◆ Exercise task: Every line of the records must be repeated exactly; pictures stay out.

◆ Data entries:
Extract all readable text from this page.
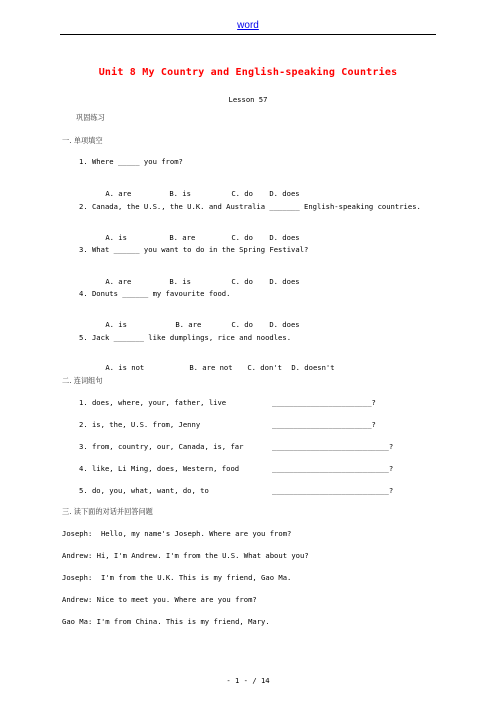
word
Unit 8 My Country and English-speaking Countries
Lesson 57
巩固练习
一. 单项填空
1. Where _____ you from?

A. are	B. is	C. do D. does

2. Canada, the U.S., the U.K. and Australia _______ English-speaking countries.

A. is	B. are	C. do D. does

3. What ______ you want to do in the Spring Festival?

A. are	B. is	C. do D. does

4. Donuts ______ my favourite food.

A. is	B. are	C. do D. does

5. Jack _______ like dumplings, rice and noodles.

A. is not	B. are not C. don't D. doesn't

二. 连词组句
1. does, where, your, father, live	_______________________?
2. is, the, U.S. from, Jenny	_______________________?
3. from, country, our, Canada, is, far	___________________________?
4. like, Li Ming, does, Western, food	___________________________?
5. do, you, what, want, do, to	___________________________?
三. 读下面的对话并回答问题
Joseph:  Hello, my name's Joseph. Where are you from?
Andrew: Hi, I'm Andrew. I'm from the U.S. What about you?
Joseph:  I'm from the U.K. This is my friend, Gao Ma.
Andrew: Nice to meet you. Where are you from?
Gao Ma: I'm from China. This is my friend, Mary.
- 1 - / 14
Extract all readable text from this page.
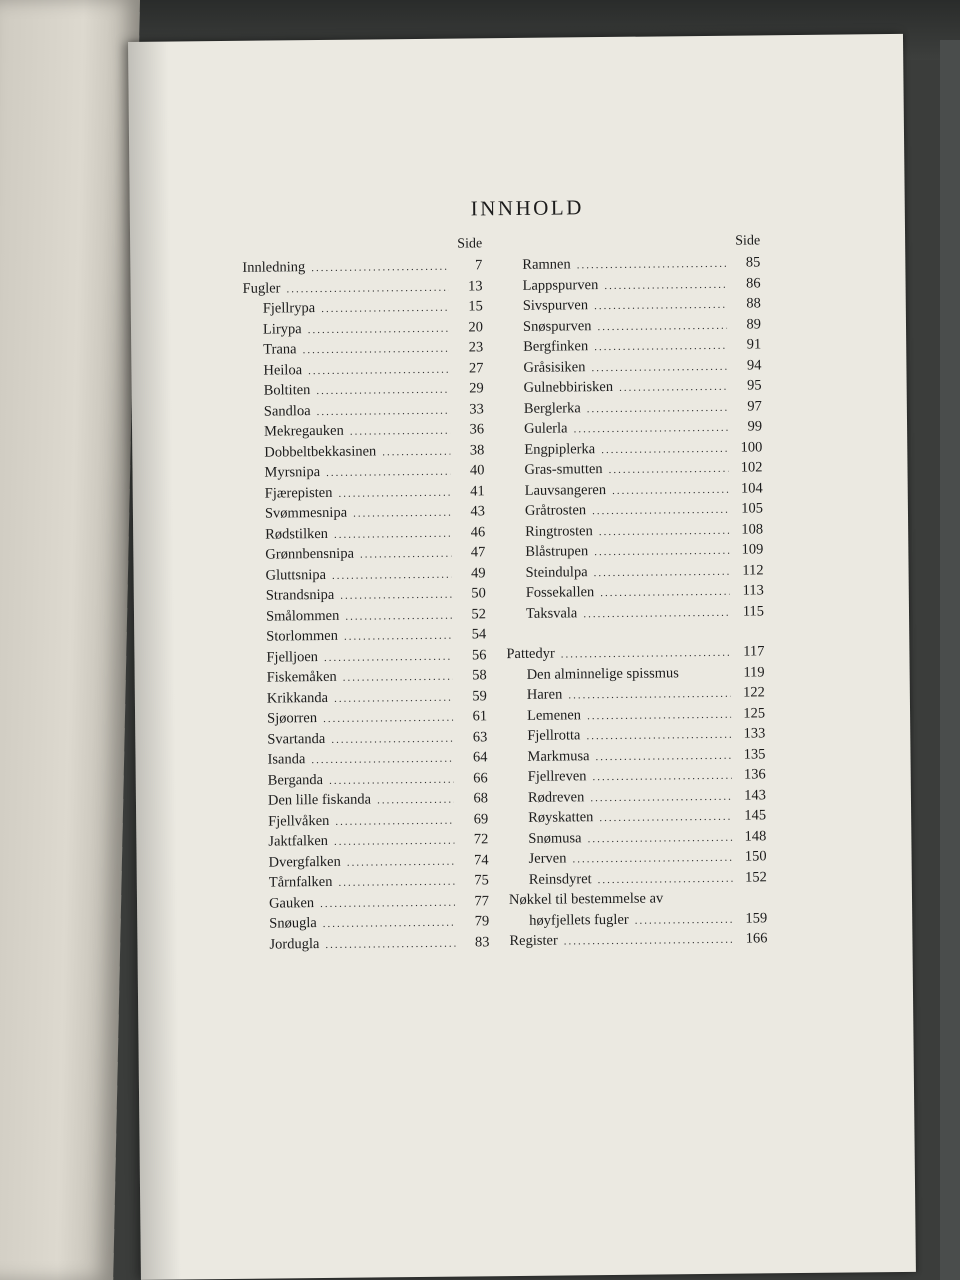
INNHOLD
Side
Innledning .....	7
Fugler .....	13
Fjellrypa .....	15
Lirypa .....	20
Trana .....	23
Heiloa .....	27
Boltiten .....	29
Sandloa .....	33
Mekregauken .....	36
Dobbeltbekkasinen .....	38
Myrsnipa .....	40
Fjærepisten .....	41
Svømmesnipa .....	43
Rødstilken .....	46
Grønnbensnipa .....	47
Gluttsnipa .....	49
Strandsnipa .....	50
Smålommen .....	52
Storlommen .....	54
Fjelljoen .....	56
Fiskemåken .....	58
Krikkanda .....	59
Sjøorren .....	61
Svartanda .....	63
Isanda .....	64
Berganda .....	66
Den lille fiskanda .....	68
Fjellvåken .....	69
Jaktfalken .....	72
Dvergfalken .....	74
Tårnfalken .....	75
Gauken .....	77
Snøugla .....	79
Jordugla .....	83
Side
Ramnen .....	85
Lappspurven .....	86
Sivspurven .....	88
Snøspurven .....	89
Bergfinken .....	91
Gråsisiken .....	94
Gulnebbirisken .....	95
Berglerka .....	97
Gulerla .....	99
Engpiplerka .....	100
Gras-smutten .....	102
Lauvsangeren .....	104
Gråtrosten .....	105
Ringtrosten .....	108
Blåstrupen .....	109
Steindulpa .....	112
Fossekallen .....	113
Taksvala .....	115
Pattedyr .....	117
Den alminnelige spissmus	119
Haren .....	122
Lemenen .....	125
Fjellrotta .....	133
Markmusa .....	135
Fjellreven .....	136
Rødreven .....	143
Røyskatten .....	145
Snømusa .....	148
Jerven .....	150
Reinsdyret .....	152
Nøkkel til bestemmelse av
høyfjellets fugler .....	159
Register .....	166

◆ Solution below:
Extract all readable text from this page.
word
Unit 8 My Country and English-speaking Countries
Lesson 57
巩固练习
一. 单项填空
1. Where _____ you from?

A. are	B. is	C. do D. does

2. Canada, the U.S., the U.K. and Australia _______ English-speaking countries.

A. is	B. are	C. do D. does

3. What ______ you want to do in the Spring Festival?

A. are	B. is	C. do D. does

4. Donuts ______ my favourite food.

A. is	B. are	C. do D. does

5. Jack _______ like dumplings, rice and noodles.

A. is not	B. are not C. don't D. doesn't

二. 连词组句
1. does, where, your, father, live	_______________________?
2. is, the, U.S. from, Jenny	_______________________?
3. from, country, our, Canada, is, far	___________________________?
4. like, Li Ming, does, Western, food	___________________________?
5. do, you, what, want, do, to	___________________________?
三. 读下面的对话并回答问题
Joseph:  Hello, my name's Joseph. Where are you from?
Andrew: Hi, I'm Andrew. I'm from the U.S. What about you?
Joseph:  I'm from the U.K. This is my friend, Gao Ma.
Andrew: Nice to meet you. Where are you from?
Gao Ma: I'm from China. This is my friend, Mary.
- 1 - / 14
Extract all readable text from this page.
INNHOLD
Side
Innledning .....	7
Fugler .....	13
Fjellrypa .....	15
Lirypa .....	20
Trana .....	23
Heiloa .....	27
Boltiten .....	29
Sandloa .....	33
Mekregauken .....	36
Dobbeltbekkasinen .....	38
Myrsnipa .....	40
Fjærepisten .....	41
Svømmesnipa .....	43
Rødstilken .....	46
Grønnbensnipa .....	47
Gluttsnipa .....	49
Strandsnipa .....	50
Smålommen .....	52
Storlommen .....	54
Fjelljoen .....	56
Fiskemåken .....	58
Krikkanda .....	59
Sjøorren .....	61
Svartanda .....	63
Isanda .....	64
Berganda .....	66
Den lille fiskanda .....	68
Fjellvåken .....	69
Jaktfalken .....	72
Dvergfalken .....	74
Tårnfalken .....	75
Gauken .....	77
Snøugla .....	79
Jordugla .....	83
Side
Ramnen .....	85
Lappspurven .....	86
Sivspurven .....	88
Snøspurven .....	89
Bergfinken .....	91
Gråsisiken .....	94
Gulnebbirisken .....	95
Berglerka .....	97
Gulerla .....	99
Engpiplerka .....	100
Gras-smutten .....	102
Lauvsangeren .....	104
Gråtrosten .....	105
Ringtrosten .....	108
Blåstrupen .....	109
Steindulpa .....	112
Fossekallen .....	113
Taksvala .....	115
Pattedyr .....	117
Den alminnelige spissmus	119
Haren .....	122
Lemenen .....	125
Fjellrotta .....	133
Markmusa .....	135
Fjellreven .....	136
Rødreven .....	143
Røyskatten .....	145
Snømusa .....	148
Jerven .....	150
Reinsdyret .....	152
Nøkkel til bestemmelse av
høyfjellets fugler .....	159
Register .....	166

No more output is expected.